- **EXTRACT**
::::::::::

On Fri, Jul 13, 2018 at 06:19:30PM -0400, Christopher Friedt wrote:
> On Fri, Jul 13, 2018, 6:06 PM Rich Felker, <> wrote:
> > On Fri, Jul 13, 2018 at 05:46:54PM -0400, Christopher Friedt wrote:
> > > A good process for adding new features is to add tests with them. Even if
> > > there is only a test for expected behaviour, at least it will catch one
> > > possible regression.
> >
> > Yes, I should really do that more. Sometimes it's not obvious what
> > should be tested though. In the case of setvbuf, the intended behavior
> > is in some sense untestable (the previous implementation not using the
> > caller-provided buffer was valid); in hindsight the obvious important
> > thing to test is that it doesn't result in writes outside the buffer.
> >
> If you need more than that basic test.c program that I provided before for
> addrconfig, i'd be happy to add some more test cases.

::::::::::

- **DATA LINES**
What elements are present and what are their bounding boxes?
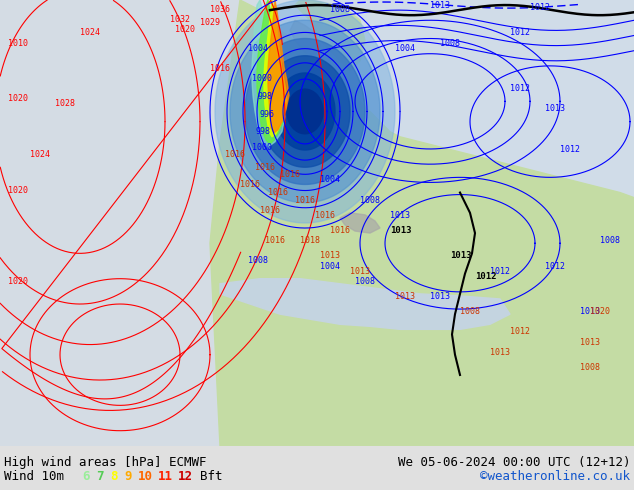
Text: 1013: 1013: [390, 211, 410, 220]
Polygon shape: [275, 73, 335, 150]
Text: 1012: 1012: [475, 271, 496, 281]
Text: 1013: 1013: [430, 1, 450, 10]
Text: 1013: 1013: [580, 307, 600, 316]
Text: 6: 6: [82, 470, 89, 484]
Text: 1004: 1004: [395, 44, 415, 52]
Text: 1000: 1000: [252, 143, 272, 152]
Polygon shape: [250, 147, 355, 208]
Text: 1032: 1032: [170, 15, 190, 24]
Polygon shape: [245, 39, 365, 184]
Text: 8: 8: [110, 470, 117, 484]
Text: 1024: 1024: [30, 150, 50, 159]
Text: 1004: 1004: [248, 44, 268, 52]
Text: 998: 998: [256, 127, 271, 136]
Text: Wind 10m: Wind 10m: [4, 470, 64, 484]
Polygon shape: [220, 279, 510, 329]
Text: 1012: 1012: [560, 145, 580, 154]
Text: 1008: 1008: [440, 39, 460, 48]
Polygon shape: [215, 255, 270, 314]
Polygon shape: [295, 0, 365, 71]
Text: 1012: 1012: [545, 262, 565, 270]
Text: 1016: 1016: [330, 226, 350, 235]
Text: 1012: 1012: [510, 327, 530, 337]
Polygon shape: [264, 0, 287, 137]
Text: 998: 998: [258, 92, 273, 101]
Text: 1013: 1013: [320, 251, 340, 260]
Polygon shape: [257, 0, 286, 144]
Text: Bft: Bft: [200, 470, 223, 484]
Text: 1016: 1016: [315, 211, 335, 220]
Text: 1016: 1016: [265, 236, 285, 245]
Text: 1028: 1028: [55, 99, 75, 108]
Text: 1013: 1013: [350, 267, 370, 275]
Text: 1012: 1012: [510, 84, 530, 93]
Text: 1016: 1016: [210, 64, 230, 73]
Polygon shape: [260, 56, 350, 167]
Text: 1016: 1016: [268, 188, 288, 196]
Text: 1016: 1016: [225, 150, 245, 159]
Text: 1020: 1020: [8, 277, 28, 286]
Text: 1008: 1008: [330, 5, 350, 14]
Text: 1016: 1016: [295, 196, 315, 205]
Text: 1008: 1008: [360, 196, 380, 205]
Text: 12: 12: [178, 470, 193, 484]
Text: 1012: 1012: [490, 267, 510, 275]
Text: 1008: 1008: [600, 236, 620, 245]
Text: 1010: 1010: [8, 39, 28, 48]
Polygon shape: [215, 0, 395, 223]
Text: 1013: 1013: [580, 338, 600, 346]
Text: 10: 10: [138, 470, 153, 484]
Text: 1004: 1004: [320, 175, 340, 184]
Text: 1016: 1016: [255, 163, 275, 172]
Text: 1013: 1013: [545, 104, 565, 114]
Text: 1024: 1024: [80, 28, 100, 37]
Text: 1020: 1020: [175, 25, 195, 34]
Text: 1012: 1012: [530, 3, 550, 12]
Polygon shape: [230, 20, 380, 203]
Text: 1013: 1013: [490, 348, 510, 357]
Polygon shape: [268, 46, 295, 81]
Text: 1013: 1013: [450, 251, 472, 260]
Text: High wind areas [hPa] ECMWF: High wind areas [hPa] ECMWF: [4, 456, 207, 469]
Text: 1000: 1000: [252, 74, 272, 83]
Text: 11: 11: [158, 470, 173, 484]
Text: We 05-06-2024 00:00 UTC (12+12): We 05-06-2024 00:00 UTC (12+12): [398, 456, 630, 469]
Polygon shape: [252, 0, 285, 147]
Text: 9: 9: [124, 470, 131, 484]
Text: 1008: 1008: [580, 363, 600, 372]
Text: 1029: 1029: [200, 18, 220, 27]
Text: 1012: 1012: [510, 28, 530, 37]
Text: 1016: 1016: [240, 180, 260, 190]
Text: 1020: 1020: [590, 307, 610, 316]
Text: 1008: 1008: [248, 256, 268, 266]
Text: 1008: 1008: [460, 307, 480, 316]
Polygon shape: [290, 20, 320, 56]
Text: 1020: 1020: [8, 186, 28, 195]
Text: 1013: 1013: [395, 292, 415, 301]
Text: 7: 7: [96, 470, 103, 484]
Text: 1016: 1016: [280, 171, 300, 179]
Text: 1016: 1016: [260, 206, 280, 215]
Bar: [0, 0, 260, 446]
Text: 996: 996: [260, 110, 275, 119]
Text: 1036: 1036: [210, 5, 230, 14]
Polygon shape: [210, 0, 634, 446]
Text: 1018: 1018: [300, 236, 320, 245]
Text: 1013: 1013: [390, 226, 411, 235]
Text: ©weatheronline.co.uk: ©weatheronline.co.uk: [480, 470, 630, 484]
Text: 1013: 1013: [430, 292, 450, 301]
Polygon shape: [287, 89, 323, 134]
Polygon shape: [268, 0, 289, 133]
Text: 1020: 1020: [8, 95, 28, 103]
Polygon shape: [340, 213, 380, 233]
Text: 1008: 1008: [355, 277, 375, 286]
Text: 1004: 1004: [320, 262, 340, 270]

::::::::::

- **WRITTEN TASK**
Carry on the email exchange about writing tests for new features, picking up after its last message.

- **OUTPUT OF THE EXERCISE**
The hard thing about testing that functionality is that it's dependent
on environmental factors (network interface configuration). The same
problem also applies to the rest of the resolver functionality, where
you'd want to be able to hook it up to a known, and possibly
malicious, nameserver that's part of the test harness.

There are two "obvious" choices for how to achieve this:

1. Using Linux namespaces (and assuming user namespace functionality
   is available to access them, which requires either appropriate
   configuration or root) so that control over the filesystem and
   network interfaces is available. Or,

2. Implementing a tracer (perhaps just seccomp) process that catches
   and rewrites the syscall results to simulate the conditions we want
   to test.

Neither is particularly portable outside of Linux (note that libc-test
is OS- and libc-agnostic). Option 1 is cleaner and simpler and more
flexible, but won't work on all systems (and especially not on more
hardened ones). I'm not sure if Szabolcs Nagy (libc-test maintainer)
likes either idea.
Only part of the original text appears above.